| Set task |
Each line below should be retyped exactly, with no pictures.

| Input material |
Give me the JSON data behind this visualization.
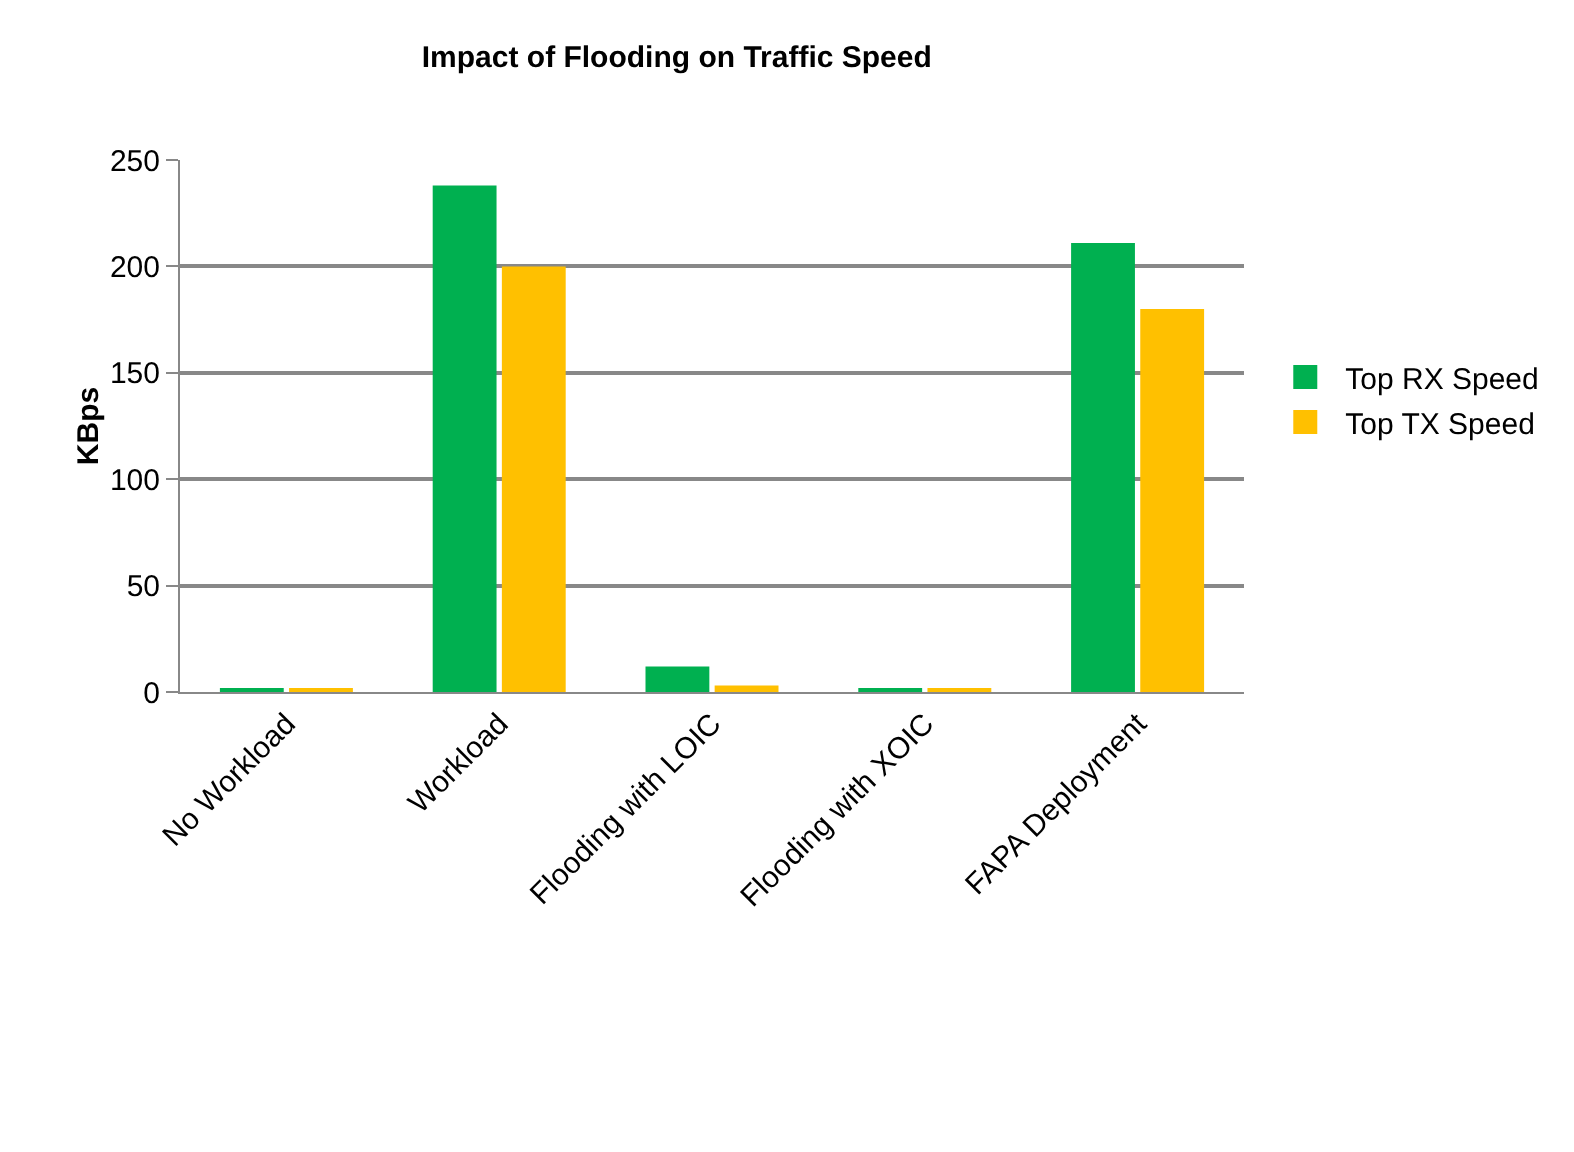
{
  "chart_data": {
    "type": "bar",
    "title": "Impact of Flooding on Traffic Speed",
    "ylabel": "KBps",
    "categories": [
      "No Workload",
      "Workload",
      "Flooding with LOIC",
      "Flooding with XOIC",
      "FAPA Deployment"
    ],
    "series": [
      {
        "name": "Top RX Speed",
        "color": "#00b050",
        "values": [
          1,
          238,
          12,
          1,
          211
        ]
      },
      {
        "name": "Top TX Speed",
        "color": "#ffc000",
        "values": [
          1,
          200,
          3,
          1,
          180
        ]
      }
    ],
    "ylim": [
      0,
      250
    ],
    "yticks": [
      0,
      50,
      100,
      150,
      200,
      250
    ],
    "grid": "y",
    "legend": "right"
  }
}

| Finished exercise |
Give me the JSON data behind this visualization.
{
  "chart_data": {
    "type": "bar",
    "title": "Impact of Flooding on Traffic Speed",
    "ylabel": "KBps",
    "categories": [
      "No Workload",
      "Workload",
      "Flooding with LOIC",
      "Flooding with XOIC",
      "FAPA Deployment"
    ],
    "series": [
      {
        "name": "Top RX Speed",
        "color": "#00b050",
        "values": [
          1,
          238,
          12,
          1,
          211
        ]
      },
      {
        "name": "Top TX Speed",
        "color": "#ffc000",
        "values": [
          1,
          200,
          3,
          1,
          180
        ]
      }
    ],
    "ylim": [
      0,
      250
    ],
    "yticks": [
      0,
      50,
      100,
      150,
      200,
      250
    ],
    "grid": "y",
    "legend": "right"
  }
}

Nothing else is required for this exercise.